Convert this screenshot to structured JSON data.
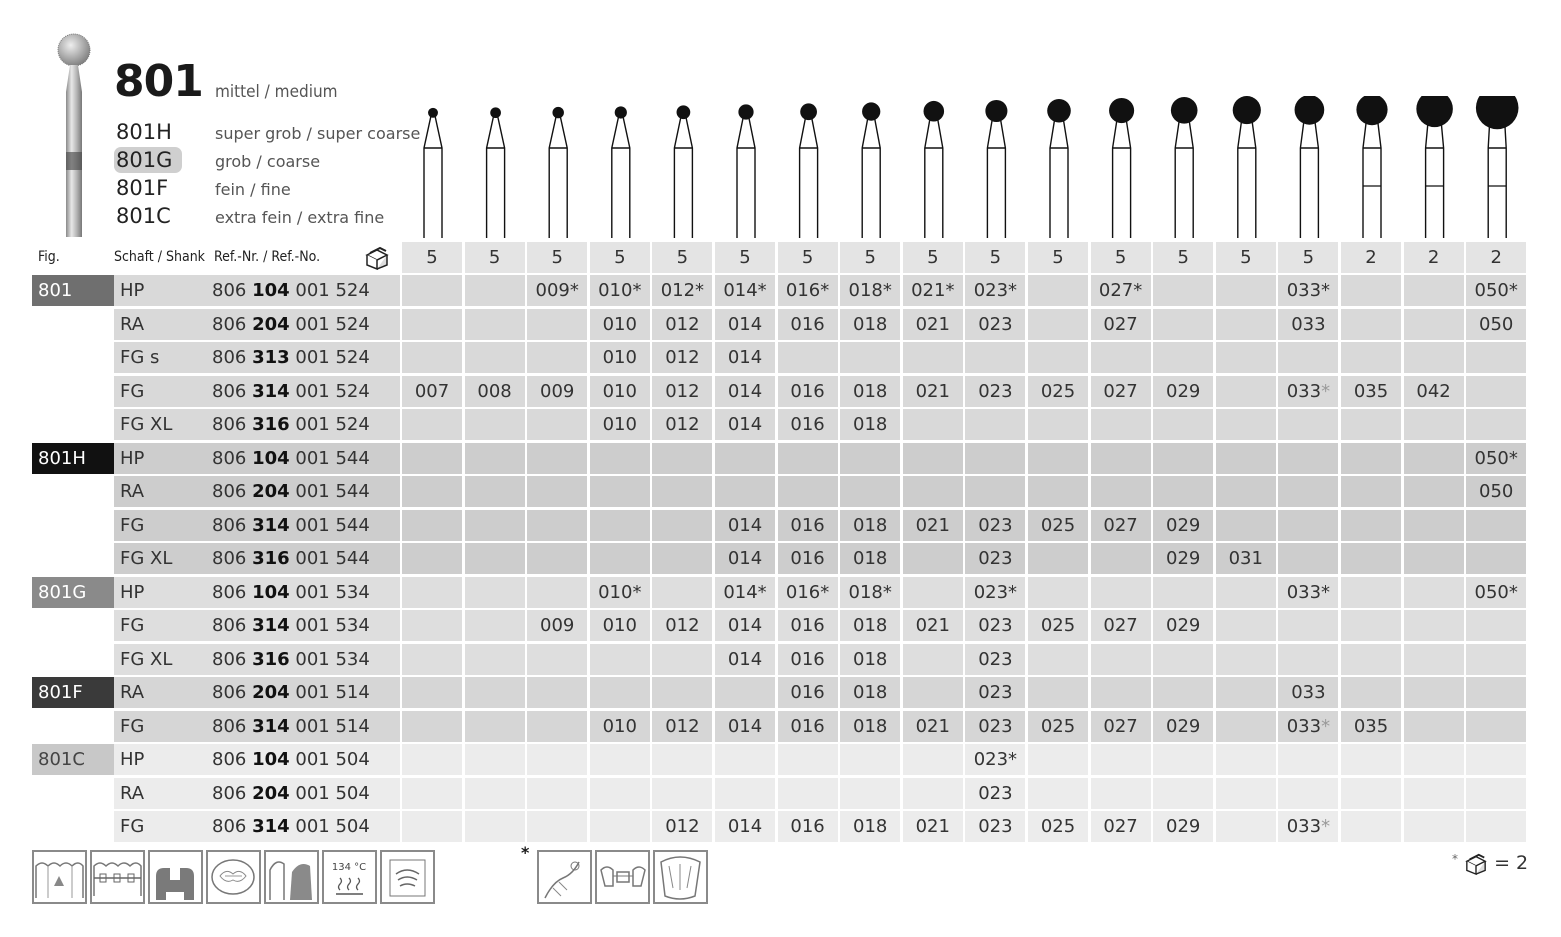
{
  "header": {
    "code": "801",
    "main_grit": "mittel / medium",
    "grits": [
      {
        "code": "801H",
        "desc": "super grob / super coarse",
        "selected": false
      },
      {
        "code": "801G",
        "desc": "grob / coarse",
        "selected": true
      },
      {
        "code": "801F",
        "desc": "fein / fine",
        "selected": false
      },
      {
        "code": "801C",
        "desc": "extra fein / extra fine",
        "selected": false
      }
    ]
  },
  "table": {
    "col_fig": "Fig.",
    "col_shank": "Schaft / Shank",
    "col_ref": "Ref.-Nr. / Ref.-No.",
    "pack_icon": "package-icon",
    "pack_counts": [
      "5",
      "5",
      "5",
      "5",
      "5",
      "5",
      "5",
      "5",
      "5",
      "5",
      "5",
      "5",
      "5",
      "5",
      "5",
      "2",
      "2",
      "2"
    ],
    "rows": [
      {
        "fig": "801",
        "fig_color": "#6f6f6f",
        "shank": "HP",
        "ref_pre": "806",
        "ref_bold": "104",
        "ref_post": "001 524",
        "shade": "#d9d9d9",
        "values": [
          "",
          "",
          "009*",
          "010*",
          "012*",
          "014*",
          "016*",
          "018*",
          "021*",
          "023*",
          "",
          "027*",
          "",
          "",
          "033*",
          "",
          "",
          "050*"
        ]
      },
      {
        "fig": "",
        "fig_color": "",
        "shank": "RA",
        "ref_pre": "806",
        "ref_bold": "204",
        "ref_post": "001 524",
        "shade": "#d9d9d9",
        "values": [
          "",
          "",
          "",
          "010",
          "012",
          "014",
          "016",
          "018",
          "021",
          "023",
          "",
          "027",
          "",
          "",
          "033",
          "",
          "",
          "050"
        ]
      },
      {
        "fig": "",
        "fig_color": "",
        "shank": "FG s",
        "ref_pre": "806",
        "ref_bold": "313",
        "ref_post": "001 524",
        "shade": "#d9d9d9",
        "values": [
          "",
          "",
          "",
          "010",
          "012",
          "014",
          "",
          "",
          "",
          "",
          "",
          "",
          "",
          "",
          "",
          "",
          "",
          ""
        ]
      },
      {
        "fig": "",
        "fig_color": "",
        "shank": "FG",
        "ref_pre": "806",
        "ref_bold": "314",
        "ref_post": "001 524",
        "shade": "#d9d9d9",
        "values": [
          "007",
          "008",
          "009",
          "010",
          "012",
          "014",
          "016",
          "018",
          "021",
          "023",
          "025",
          "027",
          "029",
          "",
          "033*",
          "035",
          "042",
          ""
        ]
      },
      {
        "fig": "",
        "fig_color": "",
        "shank": "FG XL",
        "ref_pre": "806",
        "ref_bold": "316",
        "ref_post": "001 524",
        "shade": "#d9d9d9",
        "values": [
          "",
          "",
          "",
          "010",
          "012",
          "014",
          "016",
          "018",
          "",
          "",
          "",
          "",
          "",
          "",
          "",
          "",
          "",
          ""
        ]
      },
      {
        "fig": "801H",
        "fig_color": "#111111",
        "shank": "HP",
        "ref_pre": "806",
        "ref_bold": "104",
        "ref_post": "001 544",
        "shade": "#cdcdcd",
        "values": [
          "",
          "",
          "",
          "",
          "",
          "",
          "",
          "",
          "",
          "",
          "",
          "",
          "",
          "",
          "",
          "",
          "",
          "050*"
        ]
      },
      {
        "fig": "",
        "fig_color": "",
        "shank": "RA",
        "ref_pre": "806",
        "ref_bold": "204",
        "ref_post": "001 544",
        "shade": "#cdcdcd",
        "values": [
          "",
          "",
          "",
          "",
          "",
          "",
          "",
          "",
          "",
          "",
          "",
          "",
          "",
          "",
          "",
          "",
          "",
          "050"
        ]
      },
      {
        "fig": "",
        "fig_color": "",
        "shank": "FG",
        "ref_pre": "806",
        "ref_bold": "314",
        "ref_post": "001 544",
        "shade": "#cdcdcd",
        "values": [
          "",
          "",
          "",
          "",
          "",
          "014",
          "016",
          "018",
          "021",
          "023",
          "025",
          "027",
          "029",
          "",
          "",
          "",
          "",
          ""
        ]
      },
      {
        "fig": "",
        "fig_color": "",
        "shank": "FG XL",
        "ref_pre": "806",
        "ref_bold": "316",
        "ref_post": "001 544",
        "shade": "#cdcdcd",
        "values": [
          "",
          "",
          "",
          "",
          "",
          "014",
          "016",
          "018",
          "",
          "023",
          "",
          "",
          "029",
          "031",
          "",
          "",
          "",
          ""
        ]
      },
      {
        "fig": "801G",
        "fig_color": "#8a8a8a",
        "shank": "HP",
        "ref_pre": "806",
        "ref_bold": "104",
        "ref_post": "001 534",
        "shade": "#dedede",
        "values": [
          "",
          "",
          "",
          "010*",
          "",
          "014*",
          "016*",
          "018*",
          "",
          "023*",
          "",
          "",
          "",
          "",
          "033*",
          "",
          "",
          "050*"
        ]
      },
      {
        "fig": "",
        "fig_color": "",
        "shank": "FG",
        "ref_pre": "806",
        "ref_bold": "314",
        "ref_post": "001 534",
        "shade": "#dedede",
        "values": [
          "",
          "",
          "009",
          "010",
          "012",
          "014",
          "016",
          "018",
          "021",
          "023",
          "025",
          "027",
          "029",
          "",
          "",
          "",
          "",
          ""
        ]
      },
      {
        "fig": "",
        "fig_color": "",
        "shank": "FG XL",
        "ref_pre": "806",
        "ref_bold": "316",
        "ref_post": "001 534",
        "shade": "#dedede",
        "values": [
          "",
          "",
          "",
          "",
          "",
          "014",
          "016",
          "018",
          "",
          "023",
          "",
          "",
          "",
          "",
          "",
          "",
          "",
          ""
        ]
      },
      {
        "fig": "801F",
        "fig_color": "#3a3a3a",
        "shank": "RA",
        "ref_pre": "806",
        "ref_bold": "204",
        "ref_post": "001 514",
        "shade": "#d6d6d6",
        "values": [
          "",
          "",
          "",
          "",
          "",
          "",
          "016",
          "018",
          "",
          "023",
          "",
          "",
          "",
          "",
          "033",
          "",
          "",
          ""
        ]
      },
      {
        "fig": "",
        "fig_color": "",
        "shank": "FG",
        "ref_pre": "806",
        "ref_bold": "314",
        "ref_post": "001 514",
        "shade": "#d6d6d6",
        "values": [
          "",
          "",
          "",
          "010",
          "012",
          "014",
          "016",
          "018",
          "021",
          "023",
          "025",
          "027",
          "029",
          "",
          "033*",
          "035",
          "",
          ""
        ]
      },
      {
        "fig": "801C",
        "fig_color": "#c8c8c8",
        "shank": "HP",
        "ref_pre": "806",
        "ref_bold": "104",
        "ref_post": "001 504",
        "shade": "#ececec",
        "values": [
          "",
          "",
          "",
          "",
          "",
          "",
          "",
          "",
          "",
          "023*",
          "",
          "",
          "",
          "",
          "",
          "",
          "",
          ""
        ]
      },
      {
        "fig": "",
        "fig_color": "",
        "shank": "RA",
        "ref_pre": "806",
        "ref_bold": "204",
        "ref_post": "001 504",
        "shade": "#ececec",
        "values": [
          "",
          "",
          "",
          "",
          "",
          "",
          "",
          "",
          "",
          "023",
          "",
          "",
          "",
          "",
          "",
          "",
          "",
          ""
        ]
      },
      {
        "fig": "",
        "fig_color": "",
        "shank": "FG",
        "ref_pre": "806",
        "ref_bold": "314",
        "ref_post": "001 504",
        "shade": "#ececec",
        "values": [
          "",
          "",
          "",
          "",
          "012",
          "014",
          "016",
          "018",
          "021",
          "023",
          "025",
          "027",
          "029",
          "",
          "033*",
          "",
          "",
          ""
        ]
      }
    ]
  },
  "instrument_sizes": [
    7,
    8,
    9,
    10,
    12,
    14,
    16,
    18,
    21,
    23,
    25,
    27,
    29,
    31,
    33,
    35,
    42,
    50
  ],
  "footer": {
    "icons": [
      "cavity-preparation-icon",
      "orthodontic-bracket-icon",
      "tooth-section-icon",
      "occlusal-preparation-icon",
      "crown-preparation-icon",
      "sterilization-134c-icon",
      "sonic-icon"
    ],
    "sterilize_label": "134 °C",
    "star": "*",
    "special_icons": [
      "gingiva-instrument-icon",
      "implant-bridge-icon",
      "denture-icon"
    ],
    "pack_note_star": "*",
    "pack_note": "= 2"
  }
}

# [WHAT TO WORK ON]
Lines from the records above that hold "code" are the ones to list.

# [COMPLETE ANSWER]
    "code": "801",
        "code": "801H",
        "code": "801G",
        "code": "801F",
        "code": "801C",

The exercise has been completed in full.